Directions:
Copy out each line that mentions the word "this".

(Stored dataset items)
..........

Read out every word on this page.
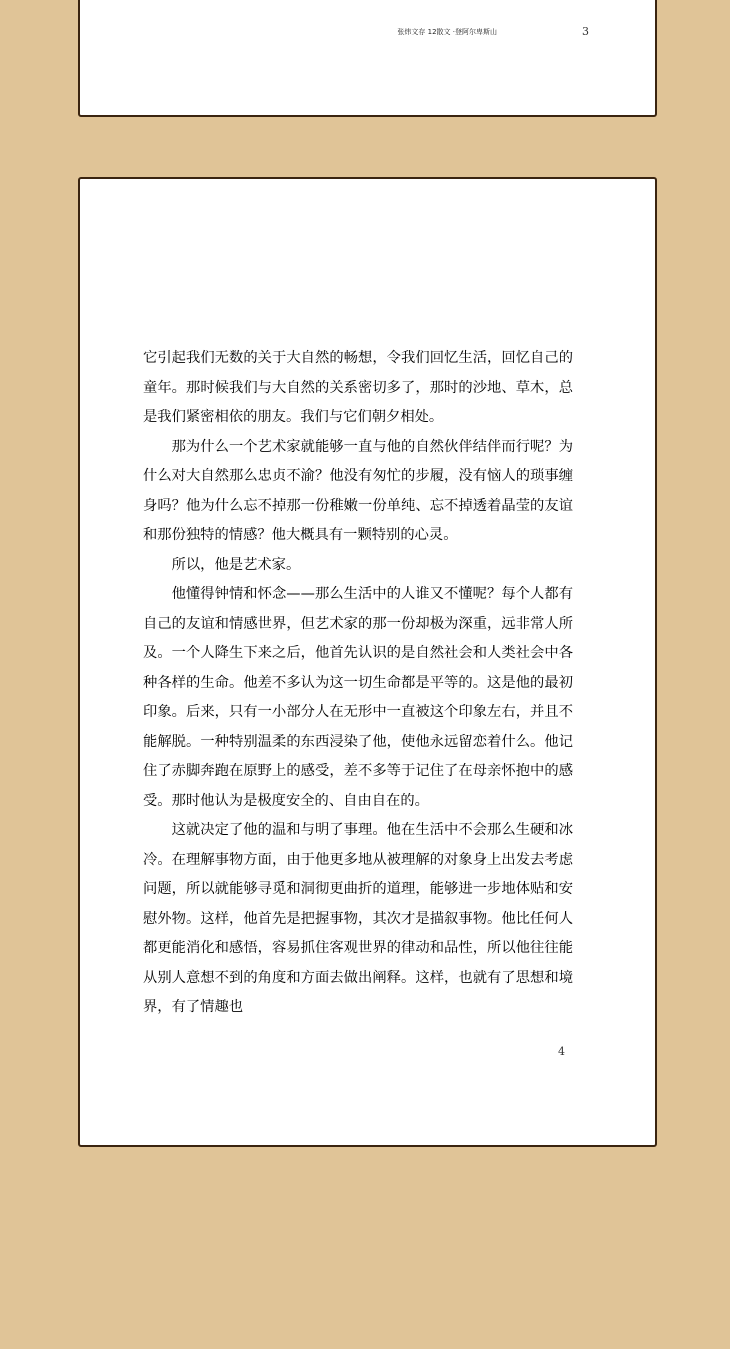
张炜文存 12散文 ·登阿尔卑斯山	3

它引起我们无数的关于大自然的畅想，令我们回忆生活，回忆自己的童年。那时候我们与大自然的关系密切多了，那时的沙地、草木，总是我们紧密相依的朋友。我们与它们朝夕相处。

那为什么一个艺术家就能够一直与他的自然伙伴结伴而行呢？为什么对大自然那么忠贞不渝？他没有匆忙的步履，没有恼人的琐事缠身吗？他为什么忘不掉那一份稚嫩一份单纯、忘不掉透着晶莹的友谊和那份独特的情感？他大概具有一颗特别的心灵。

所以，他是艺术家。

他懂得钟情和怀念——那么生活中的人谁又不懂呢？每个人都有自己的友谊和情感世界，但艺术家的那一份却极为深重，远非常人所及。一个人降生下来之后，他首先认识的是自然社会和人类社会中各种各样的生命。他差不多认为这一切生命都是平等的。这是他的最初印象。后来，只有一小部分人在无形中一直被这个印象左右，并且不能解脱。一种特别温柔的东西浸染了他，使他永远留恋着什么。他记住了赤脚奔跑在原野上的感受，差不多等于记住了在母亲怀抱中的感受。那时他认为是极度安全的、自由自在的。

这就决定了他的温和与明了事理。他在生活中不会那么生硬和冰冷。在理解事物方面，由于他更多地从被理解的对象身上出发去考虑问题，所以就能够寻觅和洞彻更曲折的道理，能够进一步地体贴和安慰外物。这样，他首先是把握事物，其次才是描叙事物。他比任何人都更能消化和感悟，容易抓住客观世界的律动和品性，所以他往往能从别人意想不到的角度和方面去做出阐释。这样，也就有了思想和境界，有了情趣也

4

..........

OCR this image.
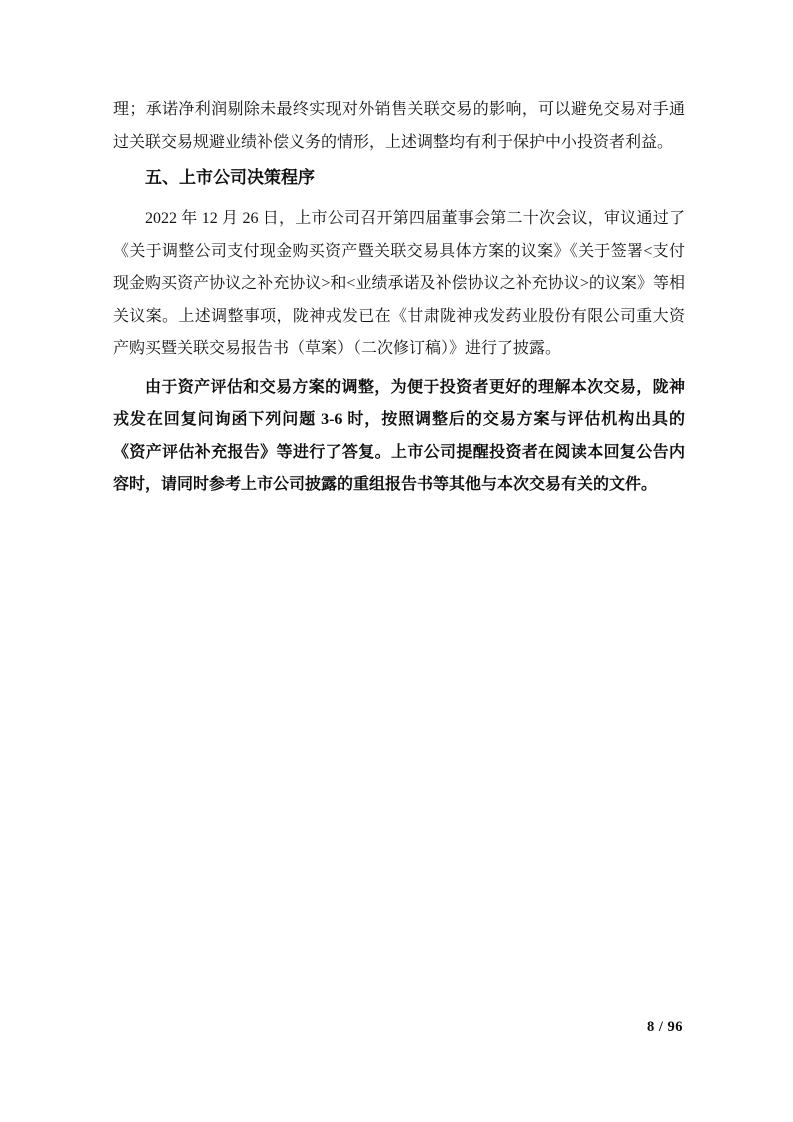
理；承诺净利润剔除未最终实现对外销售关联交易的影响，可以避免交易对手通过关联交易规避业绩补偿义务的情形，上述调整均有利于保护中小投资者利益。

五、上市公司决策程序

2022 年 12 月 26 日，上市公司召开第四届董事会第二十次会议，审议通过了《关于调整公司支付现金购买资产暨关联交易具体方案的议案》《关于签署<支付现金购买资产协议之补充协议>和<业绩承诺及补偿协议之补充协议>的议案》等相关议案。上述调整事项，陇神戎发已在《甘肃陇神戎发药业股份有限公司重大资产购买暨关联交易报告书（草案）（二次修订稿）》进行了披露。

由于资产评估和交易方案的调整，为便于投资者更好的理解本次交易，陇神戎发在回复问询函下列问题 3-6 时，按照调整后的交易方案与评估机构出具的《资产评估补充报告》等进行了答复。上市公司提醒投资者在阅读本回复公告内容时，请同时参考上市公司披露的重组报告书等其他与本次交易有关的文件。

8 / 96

..........

Solution:
Read out every word on this page.
OCR this image.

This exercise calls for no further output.